- [Stated goal]
Output the material beneath this task exactly, images excluded.

- [Extracted information]
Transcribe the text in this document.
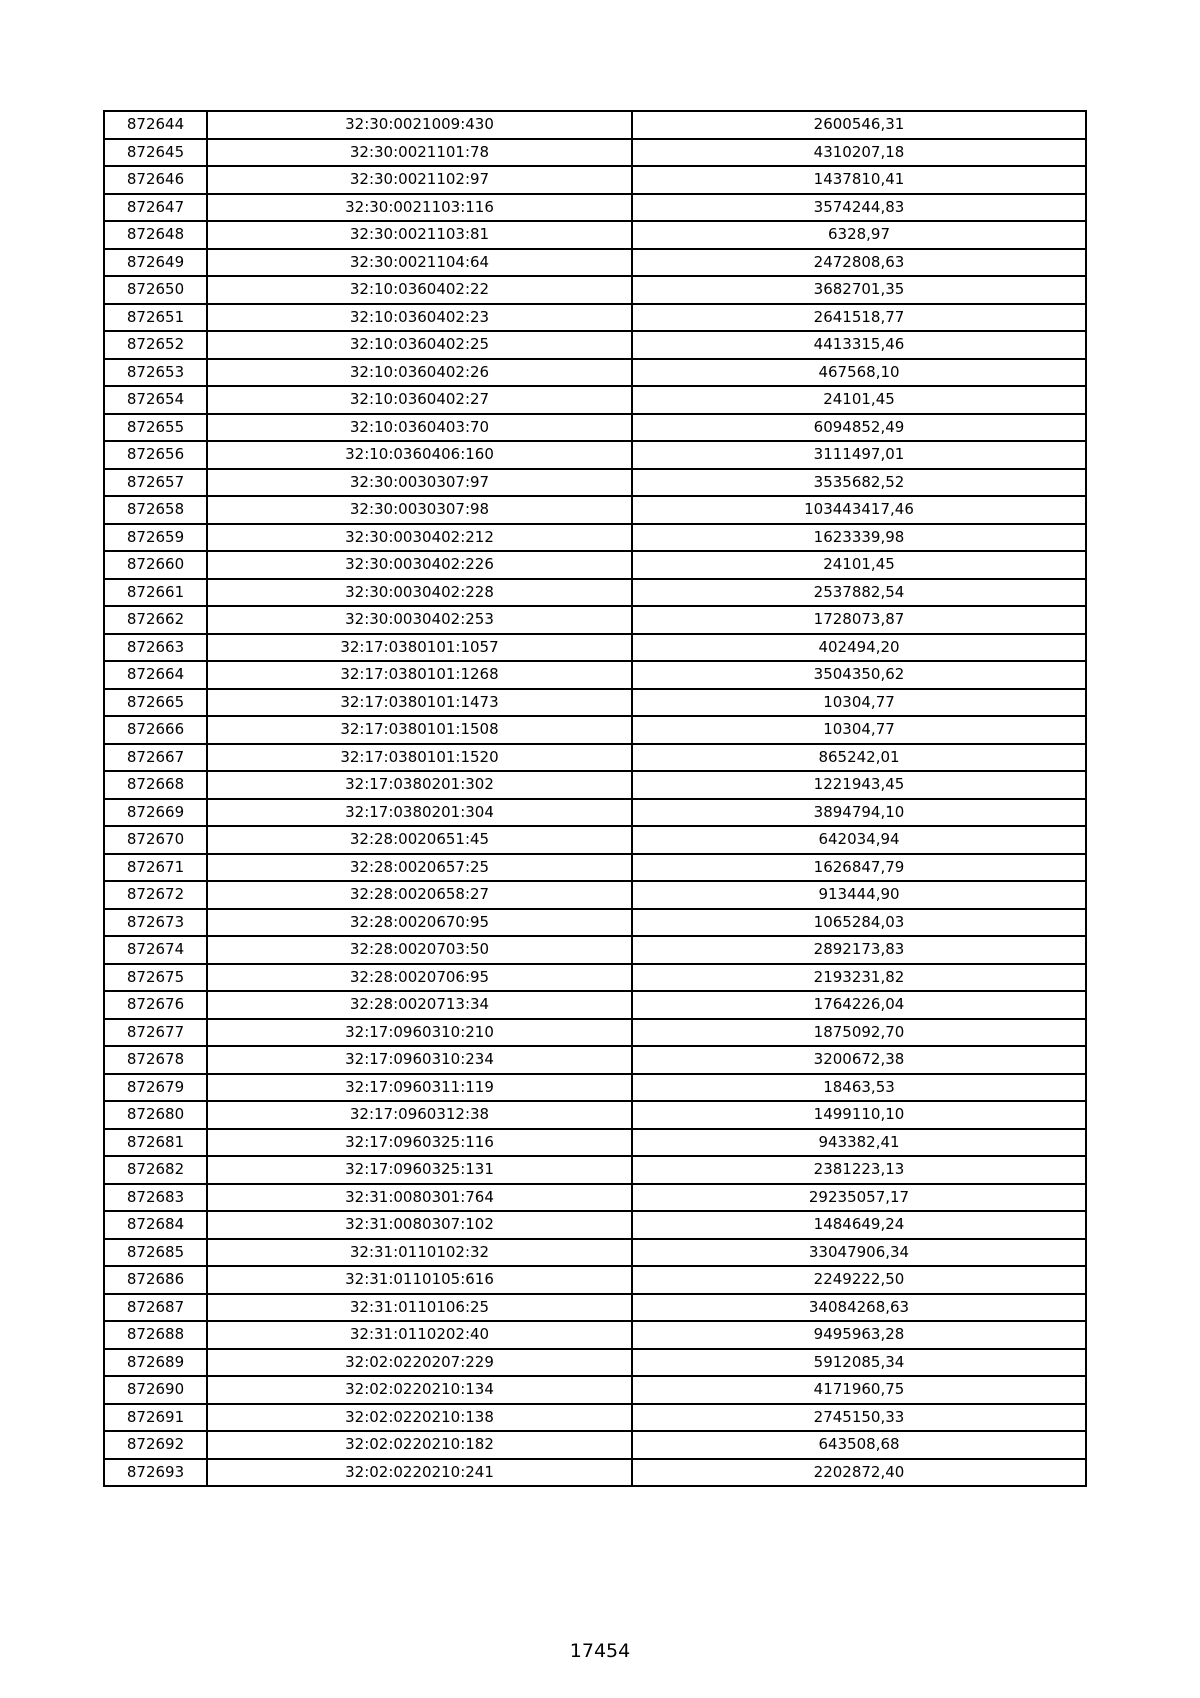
872644	32:30:0021009:430	2600546,31
872645	32:30:0021101:78	4310207,18
872646	32:30:0021102:97	1437810,41
872647	32:30:0021103:116	3574244,83
872648	32:30:0021103:81	6328,97
872649	32:30:0021104:64	2472808,63
872650	32:10:0360402:22	3682701,35
872651	32:10:0360402:23	2641518,77
872652	32:10:0360402:25	4413315,46
872653	32:10:0360402:26	467568,10
872654	32:10:0360402:27	24101,45
872655	32:10:0360403:70	6094852,49
872656	32:10:0360406:160	3111497,01
872657	32:30:0030307:97	3535682,52
872658	32:30:0030307:98	103443417,46
872659	32:30:0030402:212	1623339,98
872660	32:30:0030402:226	24101,45
872661	32:30:0030402:228	2537882,54
872662	32:30:0030402:253	1728073,87
872663	32:17:0380101:1057	402494,20
872664	32:17:0380101:1268	3504350,62
872665	32:17:0380101:1473	10304,77
872666	32:17:0380101:1508	10304,77
872667	32:17:0380101:1520	865242,01
872668	32:17:0380201:302	1221943,45
872669	32:17:0380201:304	3894794,10
872670	32:28:0020651:45	642034,94
872671	32:28:0020657:25	1626847,79
872672	32:28:0020658:27	913444,90
872673	32:28:0020670:95	1065284,03
872674	32:28:0020703:50	2892173,83
872675	32:28:0020706:95	2193231,82
872676	32:28:0020713:34	1764226,04
872677	32:17:0960310:210	1875092,70
872678	32:17:0960310:234	3200672,38
872679	32:17:0960311:119	18463,53
872680	32:17:0960312:38	1499110,10
872681	32:17:0960325:116	943382,41
872682	32:17:0960325:131	2381223,13
872683	32:31:0080301:764	29235057,17
872684	32:31:0080307:102	1484649,24
872685	32:31:0110102:32	33047906,34
872686	32:31:0110105:616	2249222,50
872687	32:31:0110106:25	34084268,63
872688	32:31:0110202:40	9495963,28
872689	32:02:0220207:229	5912085,34
872690	32:02:0220210:134	4171960,75
872691	32:02:0220210:138	2745150,33
872692	32:02:0220210:182	643508,68
872693	32:02:0220210:241	2202872,40
17454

- [Answer]
Transcribe the text in this document.
872644	32:30:0021009:430	2600546,31
872645	32:30:0021101:78	4310207,18
872646	32:30:0021102:97	1437810,41
872647	32:30:0021103:116	3574244,83
872648	32:30:0021103:81	6328,97
872649	32:30:0021104:64	2472808,63
872650	32:10:0360402:22	3682701,35
872651	32:10:0360402:23	2641518,77
872652	32:10:0360402:25	4413315,46
872653	32:10:0360402:26	467568,10
872654	32:10:0360402:27	24101,45
872655	32:10:0360403:70	6094852,49
872656	32:10:0360406:160	3111497,01
872657	32:30:0030307:97	3535682,52
872658	32:30:0030307:98	103443417,46
872659	32:30:0030402:212	1623339,98
872660	32:30:0030402:226	24101,45
872661	32:30:0030402:228	2537882,54
872662	32:30:0030402:253	1728073,87
872663	32:17:0380101:1057	402494,20
872664	32:17:0380101:1268	3504350,62
872665	32:17:0380101:1473	10304,77
872666	32:17:0380101:1508	10304,77
872667	32:17:0380101:1520	865242,01
872668	32:17:0380201:302	1221943,45
872669	32:17:0380201:304	3894794,10
872670	32:28:0020651:45	642034,94
872671	32:28:0020657:25	1626847,79
872672	32:28:0020658:27	913444,90
872673	32:28:0020670:95	1065284,03
872674	32:28:0020703:50	2892173,83
872675	32:28:0020706:95	2193231,82
872676	32:28:0020713:34	1764226,04
872677	32:17:0960310:210	1875092,70
872678	32:17:0960310:234	3200672,38
872679	32:17:0960311:119	18463,53
872680	32:17:0960312:38	1499110,10
872681	32:17:0960325:116	943382,41
872682	32:17:0960325:131	2381223,13
872683	32:31:0080301:764	29235057,17
872684	32:31:0080307:102	1484649,24
872685	32:31:0110102:32	33047906,34
872686	32:31:0110105:616	2249222,50
872687	32:31:0110106:25	34084268,63
872688	32:31:0110202:40	9495963,28
872689	32:02:0220207:229	5912085,34
872690	32:02:0220210:134	4171960,75
872691	32:02:0220210:138	2745150,33
872692	32:02:0220210:182	643508,68
872693	32:02:0220210:241	2202872,40
17454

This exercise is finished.